◆ Work to complete: Pull out the stretch of the data from its first line through the line containing "promo-card-title: VOLTENT DROPS", both included, and reproduce those lines with no changes.

## begin Records for processing

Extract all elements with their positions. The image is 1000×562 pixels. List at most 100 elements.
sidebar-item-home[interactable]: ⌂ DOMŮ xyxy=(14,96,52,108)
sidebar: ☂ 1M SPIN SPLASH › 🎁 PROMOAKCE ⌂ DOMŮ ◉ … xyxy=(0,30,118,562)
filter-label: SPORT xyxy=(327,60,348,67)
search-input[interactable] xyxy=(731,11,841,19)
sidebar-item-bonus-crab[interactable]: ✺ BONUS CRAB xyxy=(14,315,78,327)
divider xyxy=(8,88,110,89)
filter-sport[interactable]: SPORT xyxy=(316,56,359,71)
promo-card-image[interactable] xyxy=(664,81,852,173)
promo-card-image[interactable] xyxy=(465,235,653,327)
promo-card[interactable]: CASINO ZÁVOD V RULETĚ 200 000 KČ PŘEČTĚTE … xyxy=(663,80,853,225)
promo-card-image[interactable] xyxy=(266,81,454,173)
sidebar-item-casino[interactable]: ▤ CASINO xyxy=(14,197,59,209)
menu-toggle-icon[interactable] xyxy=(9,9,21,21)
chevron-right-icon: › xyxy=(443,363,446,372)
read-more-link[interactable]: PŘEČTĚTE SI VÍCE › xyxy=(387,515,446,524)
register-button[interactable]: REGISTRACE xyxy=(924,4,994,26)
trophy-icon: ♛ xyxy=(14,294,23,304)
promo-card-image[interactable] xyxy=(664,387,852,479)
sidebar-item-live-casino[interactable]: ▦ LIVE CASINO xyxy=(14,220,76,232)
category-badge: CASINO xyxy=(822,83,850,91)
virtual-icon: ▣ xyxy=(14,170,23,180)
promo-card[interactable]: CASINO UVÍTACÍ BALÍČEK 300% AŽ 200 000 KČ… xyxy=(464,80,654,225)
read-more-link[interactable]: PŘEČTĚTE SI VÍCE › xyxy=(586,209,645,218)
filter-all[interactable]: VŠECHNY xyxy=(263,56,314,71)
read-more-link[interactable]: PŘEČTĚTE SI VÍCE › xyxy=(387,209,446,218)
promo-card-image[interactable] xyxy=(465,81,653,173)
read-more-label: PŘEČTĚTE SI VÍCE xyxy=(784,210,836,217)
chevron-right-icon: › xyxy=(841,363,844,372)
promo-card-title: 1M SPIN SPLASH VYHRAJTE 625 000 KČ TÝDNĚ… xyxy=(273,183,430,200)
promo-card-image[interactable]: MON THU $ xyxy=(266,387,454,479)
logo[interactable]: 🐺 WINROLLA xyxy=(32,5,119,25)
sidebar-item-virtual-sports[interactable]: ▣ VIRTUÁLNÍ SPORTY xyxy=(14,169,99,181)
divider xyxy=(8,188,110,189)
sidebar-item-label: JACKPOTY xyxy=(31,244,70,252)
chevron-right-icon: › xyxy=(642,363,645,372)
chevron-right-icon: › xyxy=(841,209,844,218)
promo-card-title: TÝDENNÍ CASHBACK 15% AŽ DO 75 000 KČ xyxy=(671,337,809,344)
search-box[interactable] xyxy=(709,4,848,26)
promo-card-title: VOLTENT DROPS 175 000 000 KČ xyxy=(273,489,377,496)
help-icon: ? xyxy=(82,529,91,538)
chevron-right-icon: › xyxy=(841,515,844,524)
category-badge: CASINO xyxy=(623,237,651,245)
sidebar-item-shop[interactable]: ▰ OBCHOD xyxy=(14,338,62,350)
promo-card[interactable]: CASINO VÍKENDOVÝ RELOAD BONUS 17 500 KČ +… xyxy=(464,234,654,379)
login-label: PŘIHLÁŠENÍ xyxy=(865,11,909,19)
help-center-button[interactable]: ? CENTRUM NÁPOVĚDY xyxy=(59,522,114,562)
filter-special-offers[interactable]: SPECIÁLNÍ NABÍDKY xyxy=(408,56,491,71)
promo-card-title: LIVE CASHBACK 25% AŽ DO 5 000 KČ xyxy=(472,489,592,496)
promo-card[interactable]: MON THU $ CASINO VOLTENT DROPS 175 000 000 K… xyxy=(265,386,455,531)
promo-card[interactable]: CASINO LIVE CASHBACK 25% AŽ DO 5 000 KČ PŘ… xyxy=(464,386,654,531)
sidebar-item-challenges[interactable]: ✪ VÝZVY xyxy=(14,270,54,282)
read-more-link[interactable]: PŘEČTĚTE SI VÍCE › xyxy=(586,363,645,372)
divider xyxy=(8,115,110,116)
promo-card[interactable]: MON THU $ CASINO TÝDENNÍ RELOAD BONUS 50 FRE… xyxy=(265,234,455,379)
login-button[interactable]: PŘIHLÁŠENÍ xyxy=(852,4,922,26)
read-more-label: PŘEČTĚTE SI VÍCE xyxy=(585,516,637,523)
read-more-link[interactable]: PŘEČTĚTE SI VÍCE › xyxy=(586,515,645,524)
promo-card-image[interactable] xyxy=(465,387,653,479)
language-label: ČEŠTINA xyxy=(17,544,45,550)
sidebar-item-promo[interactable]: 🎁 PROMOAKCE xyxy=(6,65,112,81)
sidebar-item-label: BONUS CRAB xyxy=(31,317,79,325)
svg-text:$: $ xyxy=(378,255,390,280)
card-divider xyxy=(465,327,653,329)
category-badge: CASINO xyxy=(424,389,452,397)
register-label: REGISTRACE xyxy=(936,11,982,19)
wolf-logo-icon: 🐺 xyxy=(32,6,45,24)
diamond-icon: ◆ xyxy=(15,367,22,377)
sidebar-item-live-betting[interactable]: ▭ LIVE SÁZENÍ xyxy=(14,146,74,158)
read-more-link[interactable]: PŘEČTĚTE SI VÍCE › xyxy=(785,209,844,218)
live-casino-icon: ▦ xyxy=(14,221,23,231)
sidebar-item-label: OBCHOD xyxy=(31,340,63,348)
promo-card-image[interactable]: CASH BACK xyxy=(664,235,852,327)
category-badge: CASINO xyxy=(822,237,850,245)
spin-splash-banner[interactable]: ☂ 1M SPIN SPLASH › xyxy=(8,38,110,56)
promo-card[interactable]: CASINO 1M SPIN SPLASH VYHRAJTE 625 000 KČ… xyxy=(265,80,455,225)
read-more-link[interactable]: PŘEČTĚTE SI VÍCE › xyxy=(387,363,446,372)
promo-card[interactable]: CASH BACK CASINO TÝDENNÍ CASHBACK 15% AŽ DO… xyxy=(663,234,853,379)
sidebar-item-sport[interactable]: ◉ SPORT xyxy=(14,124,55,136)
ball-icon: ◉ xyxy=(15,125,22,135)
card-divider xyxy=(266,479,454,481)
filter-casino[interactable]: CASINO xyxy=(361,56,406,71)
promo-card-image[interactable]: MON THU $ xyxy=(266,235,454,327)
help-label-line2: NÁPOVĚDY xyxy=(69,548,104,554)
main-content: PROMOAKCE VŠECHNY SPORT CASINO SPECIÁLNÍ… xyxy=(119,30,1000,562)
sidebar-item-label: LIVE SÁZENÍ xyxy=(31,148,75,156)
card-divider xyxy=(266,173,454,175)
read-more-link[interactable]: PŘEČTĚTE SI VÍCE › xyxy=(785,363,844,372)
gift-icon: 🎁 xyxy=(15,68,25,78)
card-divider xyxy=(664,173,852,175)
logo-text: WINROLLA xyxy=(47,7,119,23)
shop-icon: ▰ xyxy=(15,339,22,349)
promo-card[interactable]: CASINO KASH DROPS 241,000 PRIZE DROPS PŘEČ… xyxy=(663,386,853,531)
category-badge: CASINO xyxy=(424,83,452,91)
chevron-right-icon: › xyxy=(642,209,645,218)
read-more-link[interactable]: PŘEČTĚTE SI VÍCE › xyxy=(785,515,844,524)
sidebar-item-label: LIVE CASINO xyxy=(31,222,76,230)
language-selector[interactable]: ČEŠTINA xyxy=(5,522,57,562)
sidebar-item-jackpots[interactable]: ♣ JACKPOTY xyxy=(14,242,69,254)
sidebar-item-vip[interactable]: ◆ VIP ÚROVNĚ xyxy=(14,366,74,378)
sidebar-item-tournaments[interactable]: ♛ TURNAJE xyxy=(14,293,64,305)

## end Records for processing

◆ Solved exercise:
Extract all elements with their positions. The image is 1000×562 pixels. List at most 100 elements.
sidebar-item-home[interactable]: ⌂ DOMŮ xyxy=(14,96,52,108)
sidebar: ☂ 1M SPIN SPLASH › 🎁 PROMOAKCE ⌂ DOMŮ ◉ … xyxy=(0,30,118,562)
filter-label: SPORT xyxy=(327,60,348,67)
search-input[interactable] xyxy=(731,11,841,19)
sidebar-item-bonus-crab[interactable]: ✺ BONUS CRAB xyxy=(14,315,78,327)
divider xyxy=(8,88,110,89)
filter-sport[interactable]: SPORT xyxy=(316,56,359,71)
promo-card-image[interactable] xyxy=(664,81,852,173)
promo-card-image[interactable] xyxy=(465,235,653,327)
promo-card[interactable]: CASINO ZÁVOD V RULETĚ 200 000 KČ PŘEČTĚTE … xyxy=(663,80,853,225)
promo-card-image[interactable] xyxy=(266,81,454,173)
sidebar-item-casino[interactable]: ▤ CASINO xyxy=(14,197,59,209)
menu-toggle-icon[interactable] xyxy=(9,9,21,21)
chevron-right-icon: › xyxy=(443,363,446,372)
read-more-link[interactable]: PŘEČTĚTE SI VÍCE › xyxy=(387,515,446,524)
register-button[interactable]: REGISTRACE xyxy=(924,4,994,26)
trophy-icon: ♛ xyxy=(14,294,23,304)
promo-card-image[interactable] xyxy=(664,387,852,479)
sidebar-item-live-casino[interactable]: ▦ LIVE CASINO xyxy=(14,220,76,232)
category-badge: CASINO xyxy=(822,83,850,91)
virtual-icon: ▣ xyxy=(14,170,23,180)
promo-card[interactable]: CASINO UVÍTACÍ BALÍČEK 300% AŽ 200 000 KČ… xyxy=(464,80,654,225)
read-more-link[interactable]: PŘEČTĚTE SI VÍCE › xyxy=(586,209,645,218)
filter-all[interactable]: VŠECHNY xyxy=(263,56,314,71)
read-more-link[interactable]: PŘEČTĚTE SI VÍCE › xyxy=(387,209,446,218)
promo-card-image[interactable] xyxy=(465,81,653,173)
read-more-label: PŘEČTĚTE SI VÍCE xyxy=(784,210,836,217)
chevron-right-icon: › xyxy=(841,363,844,372)
promo-card-title: 1M SPIN SPLASH VYHRAJTE 625 000 KČ TÝDNĚ… xyxy=(273,183,430,200)
promo-card-image[interactable]: MON THU $ xyxy=(266,387,454,479)
logo[interactable]: 🐺 WINROLLA xyxy=(32,5,119,25)
sidebar-item-virtual-sports[interactable]: ▣ VIRTUÁLNÍ SPORTY xyxy=(14,169,99,181)
divider xyxy=(8,188,110,189)
sidebar-item-label: JACKPOTY xyxy=(31,244,70,252)
chevron-right-icon: › xyxy=(642,363,645,372)
chevron-right-icon: › xyxy=(841,209,844,218)
promo-card-title: TÝDENNÍ CASHBACK 15% AŽ DO 75 000 KČ xyxy=(671,337,809,344)
search-box[interactable] xyxy=(709,4,848,26)
promo-card-title: VOLTENT DROPS 175 000 000 KČ xyxy=(273,489,377,496)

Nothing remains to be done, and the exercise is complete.